- [Work to do] Beginning with the line in the data that contains "1005, 431, 1014]" and stopping after the line that contains "Text: a) NaBH₄;", render those lines as a JSON list of strings, one string per line, with blank lines omitted.

[Data taken from a collection]
— Start —
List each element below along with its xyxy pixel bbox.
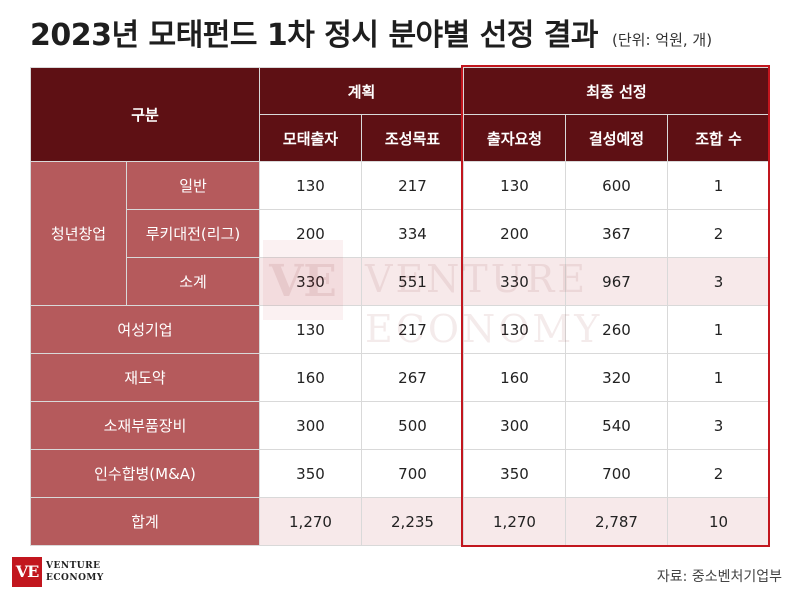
cell-target: 267 — [361, 353, 464, 402]
cell-mother-fund: 130 — [259, 161, 362, 210]
venture-economy-logo: VE VENTURE ECONOMY — [12, 557, 122, 597]
cell-mother-fund: 350 — [259, 449, 362, 498]
cell-fund-count: 10 — [667, 497, 770, 546]
cell-fund-count: 2 — [667, 209, 770, 258]
cell-request: 160 — [463, 353, 566, 402]
table-row: 재도약 160 267 160 320 1 — [30, 353, 770, 402]
cell-planned: 967 — [565, 257, 668, 306]
row-label: 재도약 — [30, 353, 260, 402]
results-table: 구분 계획 최종 선정 모태출자 조성목표 출자요청 결성예정 조합 수 청년창… — [30, 67, 770, 546]
row-group-label: 청년창업 — [30, 161, 127, 306]
cell-target: 500 — [361, 401, 464, 450]
cell-mother-fund: 1,270 — [259, 497, 362, 546]
cell-target: 551 — [361, 257, 464, 306]
col-header-request: 출자요청 — [463, 114, 566, 162]
cell-planned: 320 — [565, 353, 668, 402]
table-row: 소재부품장비 300 500 300 540 3 — [30, 401, 770, 450]
source-note: 자료: 중소벤처기업부 — [656, 569, 782, 585]
logo-name: VENTURE ECONOMY — [46, 560, 104, 584]
row-label: 인수합병(M&A) — [30, 449, 260, 498]
logo-line1: VENTURE — [46, 561, 101, 571]
col-header-mother-fund: 모태출자 — [259, 114, 362, 162]
cell-fund-count: 1 — [667, 305, 770, 354]
row-label: 합계 — [30, 497, 260, 546]
table-row: 소계 330 551 330 967 3 — [31, 257, 770, 306]
cell-planned: 600 — [565, 161, 668, 210]
cell-planned: 367 — [565, 209, 668, 258]
cell-request: 350 — [463, 449, 566, 498]
col-header-planned: 결성예정 — [565, 114, 668, 162]
cell-mother-fund: 130 — [259, 305, 362, 354]
cell-mother-fund: 300 — [259, 401, 362, 450]
cell-planned: 540 — [565, 401, 668, 450]
cell-request: 330 — [463, 257, 566, 306]
cell-target: 2,235 — [361, 497, 464, 546]
row-label: 소재부품장비 — [30, 401, 260, 450]
header-final: 최종 선정 — [463, 67, 770, 115]
cell-planned: 2,787 — [565, 497, 668, 546]
cell-target: 700 — [361, 449, 464, 498]
cell-target: 217 — [361, 161, 464, 210]
cell-request: 130 — [463, 305, 566, 354]
unit-label: (단위: 억원, 개) — [612, 31, 713, 49]
table-row: 루키대전(리그) 200 334 200 367 2 — [31, 209, 770, 258]
row-label: 소계 — [126, 257, 260, 306]
cell-fund-count: 1 — [667, 353, 770, 402]
row-label: 루키대전(리그) — [126, 209, 260, 258]
cell-planned: 700 — [565, 449, 668, 498]
cell-mother-fund: 200 — [259, 209, 362, 258]
cell-fund-count: 1 — [667, 161, 770, 210]
cell-fund-count: 3 — [667, 401, 770, 450]
cell-request: 200 — [463, 209, 566, 258]
chart-title: 2023년 모태펀드 1차 정시 분야별 선정 결과 (단위: 억원, 개) — [30, 14, 712, 58]
row-label: 일반 — [126, 161, 260, 210]
cell-planned: 260 — [565, 305, 668, 354]
cell-mother-fund: 160 — [259, 353, 362, 402]
cell-fund-count: 3 — [667, 257, 770, 306]
col-header-target: 조성목표 — [361, 114, 464, 162]
title-text: 2023년 모태펀드 1차 정시 분야별 선정 결과 — [30, 18, 599, 53]
header-plan: 계획 — [259, 67, 464, 115]
cell-fund-count: 2 — [667, 449, 770, 498]
table-row: 인수합병(M&A) 350 700 350 700 2 — [30, 449, 770, 498]
cell-target: 217 — [361, 305, 464, 354]
col-header-fund-count: 조합 수 — [667, 114, 770, 162]
cell-request: 130 — [463, 161, 566, 210]
table-row: 합계 1,270 2,235 1,270 2,787 10 — [30, 497, 770, 546]
cell-request: 1,270 — [463, 497, 566, 546]
logo-mark: VE — [12, 557, 42, 587]
cell-mother-fund: 330 — [259, 257, 362, 306]
cell-target: 334 — [361, 209, 464, 258]
table-row: 여성기업 130 217 130 260 1 — [30, 305, 770, 354]
cell-request: 300 — [463, 401, 566, 450]
table-row: 청년창업 일반 130 217 130 600 1 — [30, 161, 770, 306]
header-category: 구분 — [30, 67, 260, 162]
row-label: 여성기업 — [30, 305, 260, 354]
logo-line2: ECONOMY — [46, 573, 104, 583]
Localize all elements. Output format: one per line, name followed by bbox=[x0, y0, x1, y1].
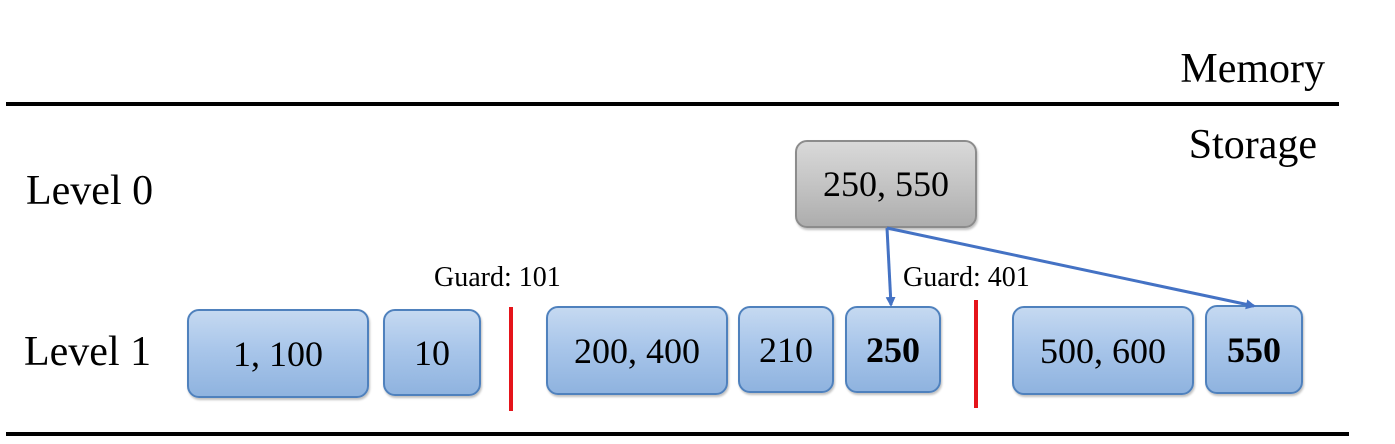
memory-storage-divider bbox=[6, 102, 1339, 106]
level-1-sstable-1: 1, 100 bbox=[187, 309, 369, 398]
guard-label-2: Guard: 401 bbox=[903, 262, 1030, 293]
level-1-sstable-4: 210 bbox=[738, 306, 834, 393]
level-1-sstable-3: 200, 400 bbox=[546, 306, 728, 395]
level-1-label: Level 1 bbox=[24, 329, 152, 375]
level-0-sstable: 250, 550 bbox=[795, 140, 977, 228]
storage-label: Storage bbox=[1188, 122, 1317, 168]
memory-label: Memory bbox=[1180, 46, 1325, 92]
level-1-sstable-2: 10 bbox=[383, 309, 481, 396]
arrow-to-250 bbox=[885, 227, 896, 307]
level-0-label: Level 0 bbox=[26, 168, 154, 214]
guard-line-1 bbox=[509, 307, 513, 411]
level-1-sstable-5: 250 bbox=[845, 306, 941, 393]
storage-bottom-border bbox=[6, 432, 1349, 436]
arrow-to-550 bbox=[886, 226, 1256, 310]
level-1-sstable-7: 550 bbox=[1205, 305, 1303, 394]
guard-line-2 bbox=[974, 300, 978, 408]
guard-label-1: Guard: 101 bbox=[434, 262, 561, 293]
level-1-sstable-6: 500, 600 bbox=[1012, 306, 1194, 395]
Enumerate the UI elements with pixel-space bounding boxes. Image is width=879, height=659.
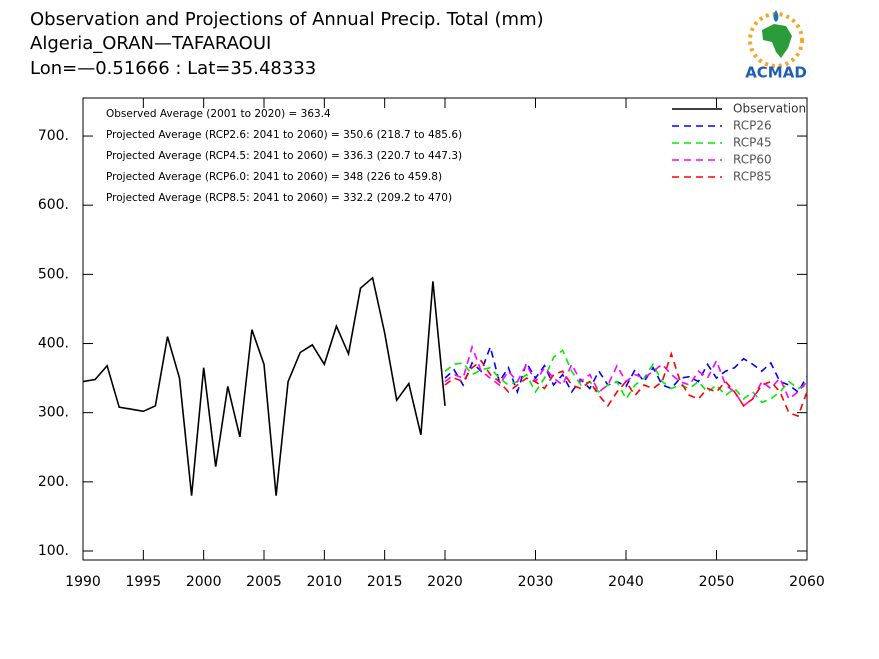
chart-title: Observation and Projections of Annual Pr… <box>30 9 544 30</box>
y-tick-label: 600. <box>38 197 69 213</box>
x-tick-label: 1995 <box>126 574 162 590</box>
annotation: Projected Average (RCP2.6: 2041 to 2060)… <box>106 129 462 141</box>
annotation: Projected Average (RCP8.5: 2041 to 2060)… <box>106 192 452 204</box>
legend-label: RCP60 <box>733 153 772 167</box>
legend-label: RCP26 <box>733 119 772 133</box>
x-tick-label: 2030 <box>518 574 554 590</box>
series-line <box>444 351 808 418</box>
annotation: Projected Average (RCP6.0: 2041 to 2060)… <box>106 171 442 183</box>
series-line <box>82 276 446 496</box>
logo-text: ACMAD <box>745 64 807 82</box>
x-tick-label: 2050 <box>699 574 735 590</box>
y-tick-label: 200. <box>38 474 69 490</box>
x-tick-label: 2020 <box>427 574 463 590</box>
series-line <box>444 344 808 407</box>
x-tick-label: 2005 <box>246 574 282 590</box>
y-tick-label: 300. <box>38 405 69 421</box>
logo-drop <box>773 10 779 22</box>
logo: ACMAD <box>745 10 807 82</box>
y-tick-label: 500. <box>38 266 69 282</box>
annotation: Observed Average (2001 to 2020) = 363.4 <box>106 108 331 120</box>
y-tick-label: 400. <box>38 336 69 352</box>
x-tick-label: 2015 <box>367 574 403 590</box>
annotation: Projected Average (RCP4.5: 2041 to 2060)… <box>106 150 462 162</box>
x-tick-label: 2040 <box>608 574 644 590</box>
legend-label: RCP85 <box>733 170 772 184</box>
legend-label: RCP45 <box>733 136 772 150</box>
logo-africa <box>762 24 792 58</box>
x-tick-label: 2060 <box>789 574 825 590</box>
y-tick-label: 100. <box>38 543 69 559</box>
series-line <box>444 344 808 395</box>
x-tick-label: 2010 <box>307 574 343 590</box>
series-line <box>444 349 808 404</box>
x-tick-label: 1990 <box>65 574 101 590</box>
y-tick-label: 700. <box>38 128 69 144</box>
legend-label: Observation <box>733 102 806 116</box>
chart-subtitle: Algeria_ORAN—TAFARAOUI <box>30 33 271 54</box>
x-tick-label: 2000 <box>186 574 222 590</box>
chart-subtitle: Lon=—0.51666 : Lat=35.48333 <box>30 58 316 79</box>
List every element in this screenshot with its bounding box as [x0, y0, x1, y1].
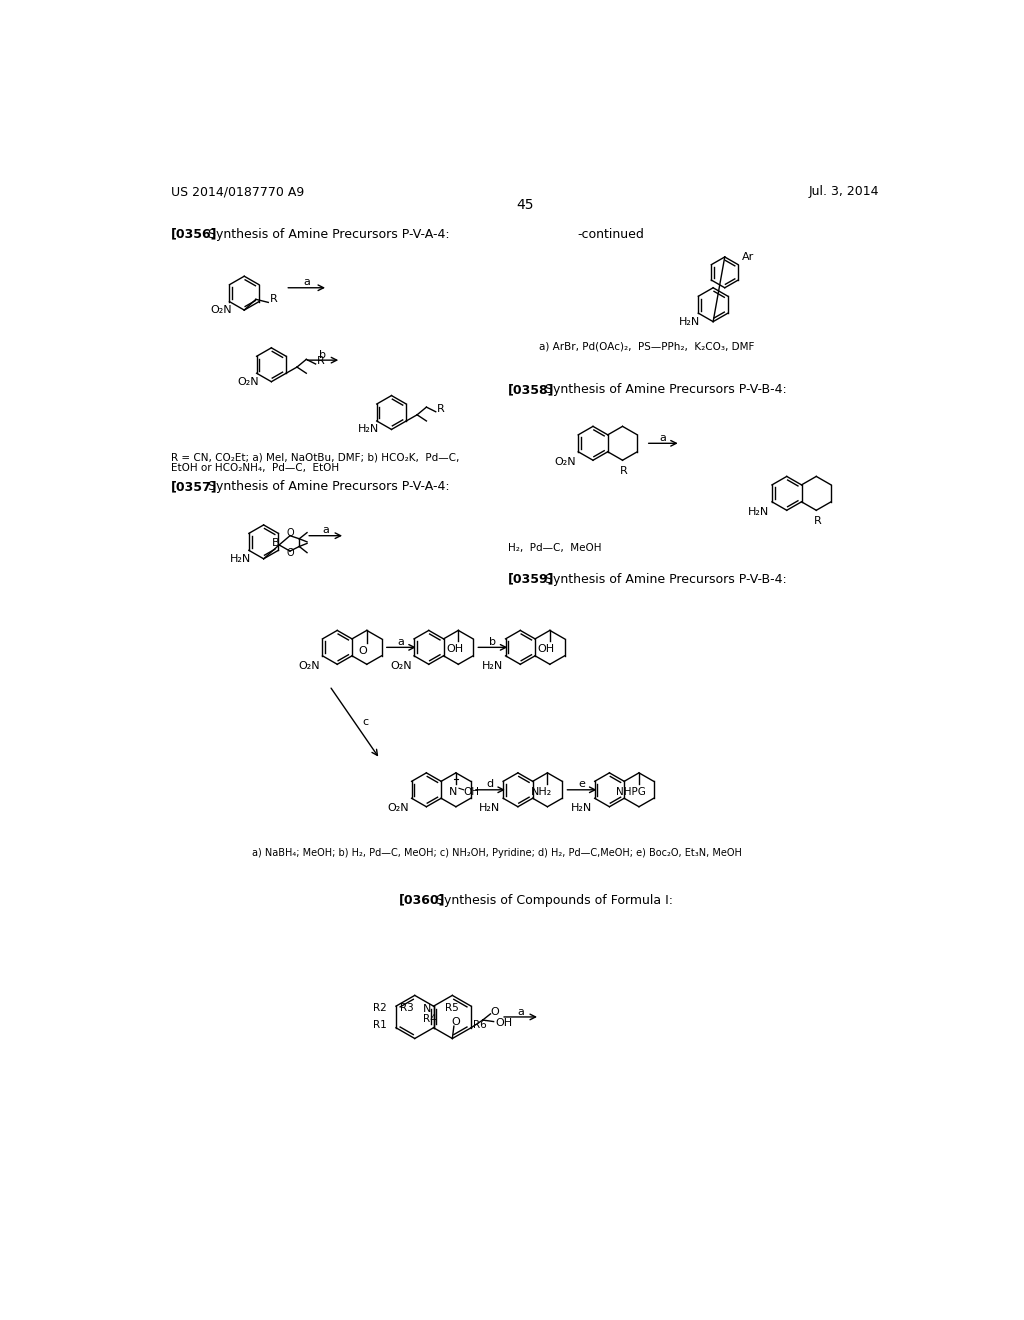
Text: N: N	[423, 1005, 431, 1014]
Text: [0360]: [0360]	[399, 894, 445, 907]
Text: [0358]: [0358]	[508, 383, 554, 396]
Text: R: R	[437, 404, 445, 413]
Text: O: O	[286, 528, 294, 539]
Text: e: e	[579, 779, 586, 789]
Text: Synthesis of Compounds of Formula I:: Synthesis of Compounds of Formula I:	[436, 894, 674, 907]
Text: a) NaBH₄; MeOH; b) H₂, Pd—C, MeOH; c) NH₂OH, Pyridine; d) H₂, Pd—C,MeOH; e) Boc₂: a) NaBH₄; MeOH; b) H₂, Pd—C, MeOH; c) NH…	[252, 849, 741, 858]
Text: H₂,  Pd—C,  MeOH: H₂, Pd—C, MeOH	[508, 544, 601, 553]
Text: R: R	[270, 293, 278, 304]
Text: R: R	[317, 356, 325, 366]
Text: R: R	[621, 466, 628, 477]
Text: R = CN, CO₂Et; a) MeI, NaOtBu, DMF; b) HCO₂K,  Pd—C,: R = CN, CO₂Et; a) MeI, NaOtBu, DMF; b) H…	[171, 453, 459, 462]
Text: N: N	[449, 787, 457, 797]
Text: O₂N: O₂N	[238, 376, 259, 387]
Text: R4: R4	[423, 1014, 436, 1024]
Text: Synthesis of Amine Precursors P-V-A-4:: Synthesis of Amine Precursors P-V-A-4:	[208, 480, 450, 494]
Text: OH: OH	[445, 644, 463, 655]
Text: OH: OH	[538, 644, 555, 655]
Text: [0359]: [0359]	[508, 573, 554, 586]
Text: NH₂: NH₂	[530, 787, 552, 797]
Text: H₂N: H₂N	[357, 425, 379, 434]
Text: H₂N: H₂N	[229, 554, 251, 564]
Text: a) ArBr, Pd(OAc)₂,  PS—PPh₂,  K₂CO₃, DMF: a) ArBr, Pd(OAc)₂, PS—PPh₂, K₂CO₃, DMF	[539, 342, 754, 351]
Text: R2: R2	[373, 1003, 387, 1012]
Text: EtOH or HCO₂NH₄,  Pd—C,  EtOH: EtOH or HCO₂NH₄, Pd—C, EtOH	[171, 463, 339, 474]
Text: -continued: -continued	[578, 227, 644, 240]
Text: b: b	[319, 350, 327, 360]
Text: OH: OH	[464, 787, 479, 797]
Text: H₂N: H₂N	[679, 317, 700, 326]
Text: d: d	[486, 779, 494, 789]
Text: OH: OH	[496, 1018, 512, 1028]
Text: O: O	[451, 1016, 460, 1027]
Text: R3: R3	[400, 1003, 414, 1012]
Text: [0357]: [0357]	[171, 480, 217, 494]
Text: R: R	[814, 516, 821, 527]
Text: Synthesis of Amine Precursors P-V-B-4:: Synthesis of Amine Precursors P-V-B-4:	[545, 573, 786, 586]
Text: O₂N: O₂N	[554, 457, 575, 467]
Text: Jul. 3, 2014: Jul. 3, 2014	[809, 185, 879, 198]
Text: H₂N: H₂N	[570, 804, 592, 813]
Text: c: c	[362, 718, 369, 727]
Text: a: a	[659, 433, 667, 444]
Text: NHPG: NHPG	[616, 787, 646, 797]
Text: a: a	[398, 638, 404, 647]
Text: H₂N: H₂N	[481, 661, 503, 671]
Text: US 2014/0187770 A9: US 2014/0187770 A9	[171, 185, 304, 198]
Text: H₂N: H₂N	[748, 507, 769, 517]
Text: O₂N: O₂N	[390, 661, 412, 671]
Text: a: a	[323, 525, 329, 536]
Text: O: O	[490, 1007, 500, 1018]
Text: O₂N: O₂N	[299, 661, 321, 671]
Text: O₂N: O₂N	[210, 305, 231, 315]
Text: O₂N: O₂N	[388, 804, 410, 813]
Text: R1: R1	[373, 1019, 387, 1030]
Text: Synthesis of Amine Precursors P-V-B-4:: Synthesis of Amine Precursors P-V-B-4:	[545, 383, 786, 396]
Text: b: b	[489, 638, 497, 647]
Text: Synthesis of Amine Precursors P-V-A-4:: Synthesis of Amine Precursors P-V-A-4:	[208, 227, 450, 240]
Text: R5: R5	[445, 1003, 459, 1012]
Text: Ar: Ar	[741, 252, 754, 261]
Text: a: a	[517, 1007, 524, 1016]
Text: H₂N: H₂N	[479, 804, 501, 813]
Text: [0356]: [0356]	[171, 227, 217, 240]
Text: 45: 45	[516, 198, 534, 213]
Text: O: O	[286, 548, 294, 558]
Text: R6: R6	[473, 1019, 486, 1030]
Text: B: B	[272, 539, 280, 548]
Text: O: O	[358, 645, 368, 656]
Text: a: a	[303, 277, 310, 288]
— End —
- [Exercise response]
[
  "Text: N: N\t[423, 1005, 431, 1014]",
  "Text: [0360]: [0360]\t[399, 894, 445, 907]",
  "Text: [0358]: [0358]\t[508, 383, 554, 396]",
  "Text: R: R\t[437, 404, 445, 413]",
  "Text: O: O\t[286, 528, 294, 539]",
  "Text: e: e\t[579, 779, 586, 789]",
  "Text: Synthesis of Compounds of Formula I:: Synthesis of Compounds of Formula I:\t[436, 894, 674, 907]",
  "Text: a) NaBH₄; MeOH; b) H₂, Pd—C, MeOH; c) NH₂OH, Pyridine; d) H₂, Pd—C,MeOH; e) Boc₂: a) NaBH₄; MeOH; b) H₂, Pd—C, MeOH; c) NH…\t[252, 849, 741, 858]"
]